**OBJECTIVE**
Consider the records below. How many of their lines include the word "возможности"? State the number and nothing else.

**Entries from a dataset**
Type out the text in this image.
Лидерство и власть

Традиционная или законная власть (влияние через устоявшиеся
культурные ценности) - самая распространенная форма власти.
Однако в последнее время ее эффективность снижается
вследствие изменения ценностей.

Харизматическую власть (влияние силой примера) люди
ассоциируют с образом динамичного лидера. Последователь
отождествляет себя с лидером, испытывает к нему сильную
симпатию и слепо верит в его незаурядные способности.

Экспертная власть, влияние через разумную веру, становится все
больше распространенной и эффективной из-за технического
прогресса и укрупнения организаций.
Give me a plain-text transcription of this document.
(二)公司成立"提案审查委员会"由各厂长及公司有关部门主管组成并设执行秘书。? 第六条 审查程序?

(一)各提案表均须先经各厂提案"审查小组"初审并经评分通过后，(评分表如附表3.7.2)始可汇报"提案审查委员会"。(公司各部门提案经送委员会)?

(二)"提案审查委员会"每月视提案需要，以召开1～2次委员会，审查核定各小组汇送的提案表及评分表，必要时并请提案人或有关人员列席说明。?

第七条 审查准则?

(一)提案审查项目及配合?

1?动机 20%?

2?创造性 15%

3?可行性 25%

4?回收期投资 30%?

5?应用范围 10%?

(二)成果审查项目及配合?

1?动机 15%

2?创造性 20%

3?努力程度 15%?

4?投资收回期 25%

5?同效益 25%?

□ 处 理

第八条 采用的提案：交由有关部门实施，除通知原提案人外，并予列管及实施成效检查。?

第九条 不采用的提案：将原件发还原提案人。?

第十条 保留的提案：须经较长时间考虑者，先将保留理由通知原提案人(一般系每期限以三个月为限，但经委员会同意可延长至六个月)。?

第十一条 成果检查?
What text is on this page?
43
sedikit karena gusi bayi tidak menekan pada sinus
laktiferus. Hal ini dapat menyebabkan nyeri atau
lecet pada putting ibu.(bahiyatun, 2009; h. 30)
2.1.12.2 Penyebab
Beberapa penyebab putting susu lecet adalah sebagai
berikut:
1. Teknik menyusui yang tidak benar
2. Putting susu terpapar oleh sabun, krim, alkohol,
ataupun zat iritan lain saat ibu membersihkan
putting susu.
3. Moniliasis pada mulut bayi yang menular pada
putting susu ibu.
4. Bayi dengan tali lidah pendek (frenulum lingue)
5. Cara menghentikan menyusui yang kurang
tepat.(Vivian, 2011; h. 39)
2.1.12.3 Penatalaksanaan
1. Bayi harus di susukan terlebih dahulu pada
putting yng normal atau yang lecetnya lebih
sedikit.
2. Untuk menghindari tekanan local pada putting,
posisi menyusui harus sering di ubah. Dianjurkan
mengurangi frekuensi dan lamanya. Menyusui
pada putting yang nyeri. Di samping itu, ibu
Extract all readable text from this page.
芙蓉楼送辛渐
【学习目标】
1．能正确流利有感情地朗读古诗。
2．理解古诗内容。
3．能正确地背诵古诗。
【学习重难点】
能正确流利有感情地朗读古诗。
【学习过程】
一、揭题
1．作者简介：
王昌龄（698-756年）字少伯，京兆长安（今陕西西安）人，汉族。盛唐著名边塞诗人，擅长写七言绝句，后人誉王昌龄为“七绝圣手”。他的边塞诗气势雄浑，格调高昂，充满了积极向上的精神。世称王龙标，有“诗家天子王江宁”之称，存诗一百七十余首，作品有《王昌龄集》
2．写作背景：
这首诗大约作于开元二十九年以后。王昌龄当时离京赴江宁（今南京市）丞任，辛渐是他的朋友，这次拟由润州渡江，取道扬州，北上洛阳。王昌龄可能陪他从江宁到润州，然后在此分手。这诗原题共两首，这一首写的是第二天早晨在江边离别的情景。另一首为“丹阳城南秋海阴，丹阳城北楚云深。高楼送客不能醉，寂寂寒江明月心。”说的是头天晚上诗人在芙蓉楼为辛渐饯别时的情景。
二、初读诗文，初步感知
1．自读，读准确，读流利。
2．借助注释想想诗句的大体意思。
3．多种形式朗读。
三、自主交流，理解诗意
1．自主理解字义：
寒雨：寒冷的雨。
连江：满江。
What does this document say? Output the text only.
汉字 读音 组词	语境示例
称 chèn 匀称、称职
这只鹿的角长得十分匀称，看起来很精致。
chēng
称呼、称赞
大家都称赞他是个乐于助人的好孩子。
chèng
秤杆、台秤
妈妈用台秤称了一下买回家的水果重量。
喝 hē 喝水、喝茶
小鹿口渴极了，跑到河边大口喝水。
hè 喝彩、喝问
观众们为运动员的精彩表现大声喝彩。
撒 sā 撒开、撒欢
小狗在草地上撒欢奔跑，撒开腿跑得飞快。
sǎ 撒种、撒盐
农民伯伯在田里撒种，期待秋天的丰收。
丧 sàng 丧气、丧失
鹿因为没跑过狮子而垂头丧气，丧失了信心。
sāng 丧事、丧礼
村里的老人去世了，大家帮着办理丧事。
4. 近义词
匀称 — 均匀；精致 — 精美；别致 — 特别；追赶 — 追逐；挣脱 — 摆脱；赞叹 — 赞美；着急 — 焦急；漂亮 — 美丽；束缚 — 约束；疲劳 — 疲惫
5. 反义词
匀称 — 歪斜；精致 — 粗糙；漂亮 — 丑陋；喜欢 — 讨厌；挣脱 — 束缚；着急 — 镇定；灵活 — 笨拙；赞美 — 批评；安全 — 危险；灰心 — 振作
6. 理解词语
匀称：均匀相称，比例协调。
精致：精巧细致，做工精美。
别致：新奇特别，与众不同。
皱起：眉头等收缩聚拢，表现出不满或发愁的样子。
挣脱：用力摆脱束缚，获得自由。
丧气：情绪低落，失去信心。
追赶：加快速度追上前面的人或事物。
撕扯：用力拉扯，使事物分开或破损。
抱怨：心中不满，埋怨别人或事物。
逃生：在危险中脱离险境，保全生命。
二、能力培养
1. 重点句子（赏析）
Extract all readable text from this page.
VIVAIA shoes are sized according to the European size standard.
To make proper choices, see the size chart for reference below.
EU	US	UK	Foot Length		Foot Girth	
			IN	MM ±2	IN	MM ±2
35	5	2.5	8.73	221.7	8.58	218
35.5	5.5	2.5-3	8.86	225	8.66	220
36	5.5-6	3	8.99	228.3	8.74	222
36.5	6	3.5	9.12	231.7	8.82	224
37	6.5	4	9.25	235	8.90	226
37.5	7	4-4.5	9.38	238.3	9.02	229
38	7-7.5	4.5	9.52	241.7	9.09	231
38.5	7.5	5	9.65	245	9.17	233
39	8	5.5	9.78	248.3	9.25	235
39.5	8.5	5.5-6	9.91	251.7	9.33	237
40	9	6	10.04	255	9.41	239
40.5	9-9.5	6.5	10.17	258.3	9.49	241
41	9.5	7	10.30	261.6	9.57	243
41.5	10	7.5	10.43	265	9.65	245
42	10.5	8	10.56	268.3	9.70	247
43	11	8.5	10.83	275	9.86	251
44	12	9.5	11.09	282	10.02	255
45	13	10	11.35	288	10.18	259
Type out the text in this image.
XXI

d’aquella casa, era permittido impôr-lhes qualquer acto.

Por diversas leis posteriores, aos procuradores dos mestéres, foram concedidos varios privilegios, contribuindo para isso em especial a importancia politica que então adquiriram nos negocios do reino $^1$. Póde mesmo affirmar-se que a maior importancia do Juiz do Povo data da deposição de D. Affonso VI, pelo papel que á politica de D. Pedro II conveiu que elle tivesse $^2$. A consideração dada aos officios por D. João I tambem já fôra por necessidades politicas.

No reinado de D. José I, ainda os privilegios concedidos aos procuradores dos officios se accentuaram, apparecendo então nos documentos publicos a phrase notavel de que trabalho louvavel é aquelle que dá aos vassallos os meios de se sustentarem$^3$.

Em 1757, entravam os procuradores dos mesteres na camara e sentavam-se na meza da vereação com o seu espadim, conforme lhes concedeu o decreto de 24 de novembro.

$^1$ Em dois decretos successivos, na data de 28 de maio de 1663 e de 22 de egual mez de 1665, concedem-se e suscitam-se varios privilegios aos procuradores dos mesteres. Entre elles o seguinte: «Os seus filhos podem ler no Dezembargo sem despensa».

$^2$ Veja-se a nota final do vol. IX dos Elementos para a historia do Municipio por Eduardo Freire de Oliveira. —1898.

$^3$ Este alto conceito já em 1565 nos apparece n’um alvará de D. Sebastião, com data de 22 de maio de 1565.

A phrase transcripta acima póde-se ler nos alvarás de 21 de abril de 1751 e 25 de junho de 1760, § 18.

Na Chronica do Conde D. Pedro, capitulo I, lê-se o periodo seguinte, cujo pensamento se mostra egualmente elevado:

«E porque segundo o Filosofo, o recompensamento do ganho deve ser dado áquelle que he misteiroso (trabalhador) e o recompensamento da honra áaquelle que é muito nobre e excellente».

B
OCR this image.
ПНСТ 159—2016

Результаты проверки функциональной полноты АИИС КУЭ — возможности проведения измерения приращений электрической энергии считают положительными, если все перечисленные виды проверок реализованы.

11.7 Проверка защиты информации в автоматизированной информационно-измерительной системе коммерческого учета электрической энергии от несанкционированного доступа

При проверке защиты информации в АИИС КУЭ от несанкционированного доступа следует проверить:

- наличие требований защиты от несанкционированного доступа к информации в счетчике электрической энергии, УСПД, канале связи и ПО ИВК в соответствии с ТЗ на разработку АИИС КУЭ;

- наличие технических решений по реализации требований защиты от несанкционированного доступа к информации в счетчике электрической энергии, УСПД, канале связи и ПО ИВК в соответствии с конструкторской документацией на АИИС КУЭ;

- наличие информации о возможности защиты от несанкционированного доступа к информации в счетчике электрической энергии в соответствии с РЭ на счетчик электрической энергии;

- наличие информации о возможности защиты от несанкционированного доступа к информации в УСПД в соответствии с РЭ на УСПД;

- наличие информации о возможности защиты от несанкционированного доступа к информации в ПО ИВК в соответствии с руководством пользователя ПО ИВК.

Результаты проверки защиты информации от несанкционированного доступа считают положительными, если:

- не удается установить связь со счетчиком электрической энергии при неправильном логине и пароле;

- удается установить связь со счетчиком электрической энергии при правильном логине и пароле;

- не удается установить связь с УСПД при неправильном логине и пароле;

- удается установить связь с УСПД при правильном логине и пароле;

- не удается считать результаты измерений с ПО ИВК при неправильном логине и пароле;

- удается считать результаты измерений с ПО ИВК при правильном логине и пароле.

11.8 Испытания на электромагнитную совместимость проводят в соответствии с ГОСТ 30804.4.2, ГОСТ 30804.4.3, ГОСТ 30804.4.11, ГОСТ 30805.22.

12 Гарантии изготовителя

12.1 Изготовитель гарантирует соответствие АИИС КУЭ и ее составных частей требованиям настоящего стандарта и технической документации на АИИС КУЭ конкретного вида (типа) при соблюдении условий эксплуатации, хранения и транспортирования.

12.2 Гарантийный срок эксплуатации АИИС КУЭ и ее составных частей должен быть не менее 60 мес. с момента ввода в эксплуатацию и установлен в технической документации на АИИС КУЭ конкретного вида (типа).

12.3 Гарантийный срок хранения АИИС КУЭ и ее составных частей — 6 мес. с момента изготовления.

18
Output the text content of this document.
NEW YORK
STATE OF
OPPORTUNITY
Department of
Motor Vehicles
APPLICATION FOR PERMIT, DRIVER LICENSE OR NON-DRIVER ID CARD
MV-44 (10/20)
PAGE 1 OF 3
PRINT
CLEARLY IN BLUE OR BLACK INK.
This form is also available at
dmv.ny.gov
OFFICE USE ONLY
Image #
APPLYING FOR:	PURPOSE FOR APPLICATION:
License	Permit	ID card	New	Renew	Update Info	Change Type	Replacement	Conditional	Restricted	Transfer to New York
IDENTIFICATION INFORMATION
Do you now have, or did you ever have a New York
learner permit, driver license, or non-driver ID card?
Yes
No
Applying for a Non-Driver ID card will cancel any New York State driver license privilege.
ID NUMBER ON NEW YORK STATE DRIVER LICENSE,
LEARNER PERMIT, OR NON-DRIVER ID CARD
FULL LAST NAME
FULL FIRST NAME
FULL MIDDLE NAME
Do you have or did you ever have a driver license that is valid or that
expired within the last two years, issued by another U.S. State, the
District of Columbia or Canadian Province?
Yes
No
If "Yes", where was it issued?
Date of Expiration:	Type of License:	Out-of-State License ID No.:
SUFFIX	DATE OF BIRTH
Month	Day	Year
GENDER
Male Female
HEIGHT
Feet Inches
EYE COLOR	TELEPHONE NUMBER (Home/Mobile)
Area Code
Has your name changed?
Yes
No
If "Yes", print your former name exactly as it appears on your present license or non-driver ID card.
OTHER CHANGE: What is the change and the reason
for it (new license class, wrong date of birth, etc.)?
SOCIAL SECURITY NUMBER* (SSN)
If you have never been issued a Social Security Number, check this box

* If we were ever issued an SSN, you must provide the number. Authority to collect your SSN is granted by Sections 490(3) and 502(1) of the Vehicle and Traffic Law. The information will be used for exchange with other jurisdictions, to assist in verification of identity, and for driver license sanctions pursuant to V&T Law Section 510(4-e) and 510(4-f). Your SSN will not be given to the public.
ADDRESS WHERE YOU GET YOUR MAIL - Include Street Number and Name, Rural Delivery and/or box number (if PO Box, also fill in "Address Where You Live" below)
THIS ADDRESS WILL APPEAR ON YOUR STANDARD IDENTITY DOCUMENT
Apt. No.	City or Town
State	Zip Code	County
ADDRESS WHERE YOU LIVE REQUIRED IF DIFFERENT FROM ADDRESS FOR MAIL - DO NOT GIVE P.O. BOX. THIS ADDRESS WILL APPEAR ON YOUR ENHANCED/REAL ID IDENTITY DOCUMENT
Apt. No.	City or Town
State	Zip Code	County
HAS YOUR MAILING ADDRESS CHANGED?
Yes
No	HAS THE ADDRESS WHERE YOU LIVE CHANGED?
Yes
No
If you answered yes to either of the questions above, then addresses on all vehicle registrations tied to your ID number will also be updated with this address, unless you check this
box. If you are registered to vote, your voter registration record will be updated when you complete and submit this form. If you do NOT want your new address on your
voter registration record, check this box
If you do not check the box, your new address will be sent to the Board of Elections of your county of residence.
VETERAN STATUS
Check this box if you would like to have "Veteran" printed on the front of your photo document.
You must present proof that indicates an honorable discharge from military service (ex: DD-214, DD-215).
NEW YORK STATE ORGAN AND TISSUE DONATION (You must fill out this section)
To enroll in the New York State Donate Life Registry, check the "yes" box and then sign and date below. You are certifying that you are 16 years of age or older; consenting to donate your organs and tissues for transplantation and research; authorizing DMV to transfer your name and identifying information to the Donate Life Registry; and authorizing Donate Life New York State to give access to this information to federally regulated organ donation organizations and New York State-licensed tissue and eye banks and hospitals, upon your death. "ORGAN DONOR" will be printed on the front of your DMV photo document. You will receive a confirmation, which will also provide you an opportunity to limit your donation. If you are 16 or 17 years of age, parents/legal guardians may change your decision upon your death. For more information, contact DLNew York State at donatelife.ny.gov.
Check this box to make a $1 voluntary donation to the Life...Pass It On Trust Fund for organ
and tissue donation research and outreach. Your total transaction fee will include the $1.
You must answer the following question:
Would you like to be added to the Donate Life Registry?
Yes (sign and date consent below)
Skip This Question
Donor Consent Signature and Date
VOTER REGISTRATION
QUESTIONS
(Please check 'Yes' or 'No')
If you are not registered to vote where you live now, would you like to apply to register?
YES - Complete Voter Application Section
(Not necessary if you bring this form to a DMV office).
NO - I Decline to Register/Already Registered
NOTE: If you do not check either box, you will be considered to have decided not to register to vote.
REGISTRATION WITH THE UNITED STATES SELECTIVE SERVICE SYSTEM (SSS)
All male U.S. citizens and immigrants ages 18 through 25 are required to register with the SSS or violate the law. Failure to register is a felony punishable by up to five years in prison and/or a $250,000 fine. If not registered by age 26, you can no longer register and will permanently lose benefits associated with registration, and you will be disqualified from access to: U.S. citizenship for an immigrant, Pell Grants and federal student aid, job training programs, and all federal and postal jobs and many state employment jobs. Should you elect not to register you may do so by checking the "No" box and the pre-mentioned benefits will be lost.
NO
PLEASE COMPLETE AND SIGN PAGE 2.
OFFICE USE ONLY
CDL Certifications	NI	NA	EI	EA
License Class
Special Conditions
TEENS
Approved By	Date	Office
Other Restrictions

**OUTPUT FOR THIS TASK**
4